• Short problem:
Can you copy every one of the lines below character for character, without changing anything?
+===+
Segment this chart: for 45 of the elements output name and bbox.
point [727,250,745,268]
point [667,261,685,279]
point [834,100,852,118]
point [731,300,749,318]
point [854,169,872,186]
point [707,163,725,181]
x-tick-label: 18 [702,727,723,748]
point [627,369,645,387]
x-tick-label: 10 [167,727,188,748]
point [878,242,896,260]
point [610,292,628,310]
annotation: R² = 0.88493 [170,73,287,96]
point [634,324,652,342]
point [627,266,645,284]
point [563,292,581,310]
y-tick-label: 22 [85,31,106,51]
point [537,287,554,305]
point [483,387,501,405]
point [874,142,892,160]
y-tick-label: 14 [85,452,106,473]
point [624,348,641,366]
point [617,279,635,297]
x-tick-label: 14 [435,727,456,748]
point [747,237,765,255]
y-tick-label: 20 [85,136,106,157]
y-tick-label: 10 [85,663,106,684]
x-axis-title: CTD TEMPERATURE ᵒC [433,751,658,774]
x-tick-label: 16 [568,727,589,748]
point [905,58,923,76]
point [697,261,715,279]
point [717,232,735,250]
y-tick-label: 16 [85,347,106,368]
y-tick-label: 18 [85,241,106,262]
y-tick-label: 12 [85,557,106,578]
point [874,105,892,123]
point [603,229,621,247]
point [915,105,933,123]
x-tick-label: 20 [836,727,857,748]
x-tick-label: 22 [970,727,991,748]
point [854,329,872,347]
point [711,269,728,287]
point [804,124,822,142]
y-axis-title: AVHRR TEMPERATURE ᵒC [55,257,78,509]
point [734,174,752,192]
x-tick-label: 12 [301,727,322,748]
+===+
• Answer to this task:
Segment this chart: for 45 of the elements output name and bbox.
point [727,250,745,268]
point [667,261,685,279]
point [834,100,852,118]
point [731,300,749,318]
point [854,169,872,186]
point [707,163,725,181]
x-tick-label: 18 [702,727,723,748]
point [627,369,645,387]
x-tick-label: 10 [167,727,188,748]
point [878,242,896,260]
point [610,292,628,310]
annotation: R² = 0.88493 [170,73,287,96]
point [634,324,652,342]
point [627,266,645,284]
point [563,292,581,310]
y-tick-label: 22 [85,31,106,51]
point [537,287,554,305]
point [483,387,501,405]
point [874,142,892,160]
y-tick-label: 14 [85,452,106,473]
point [624,348,641,366]
point [617,279,635,297]
x-tick-label: 14 [435,727,456,748]
point [747,237,765,255]
y-tick-label: 20 [85,136,106,157]
y-tick-label: 10 [85,663,106,684]
x-axis-title: CTD TEMPERATURE ᵒC [433,751,658,774]
x-tick-label: 16 [568,727,589,748]
point [905,58,923,76]
point [697,261,715,279]
point [717,232,735,250]
y-tick-label: 16 [85,347,106,368]
y-tick-label: 18 [85,241,106,262]
y-tick-label: 12 [85,557,106,578]
point [874,105,892,123]
point [603,229,621,247]
point [915,105,933,123]
x-tick-label: 20 [836,727,857,748]
x-tick-label: 22 [970,727,991,748]
point [854,329,872,347]
point [711,269,728,287]
point [804,124,822,142]
y-axis-title: AVHRR TEMPERATURE ᵒC [55,257,78,509]
point [734,174,752,192]
x-tick-label: 12 [301,727,322,748]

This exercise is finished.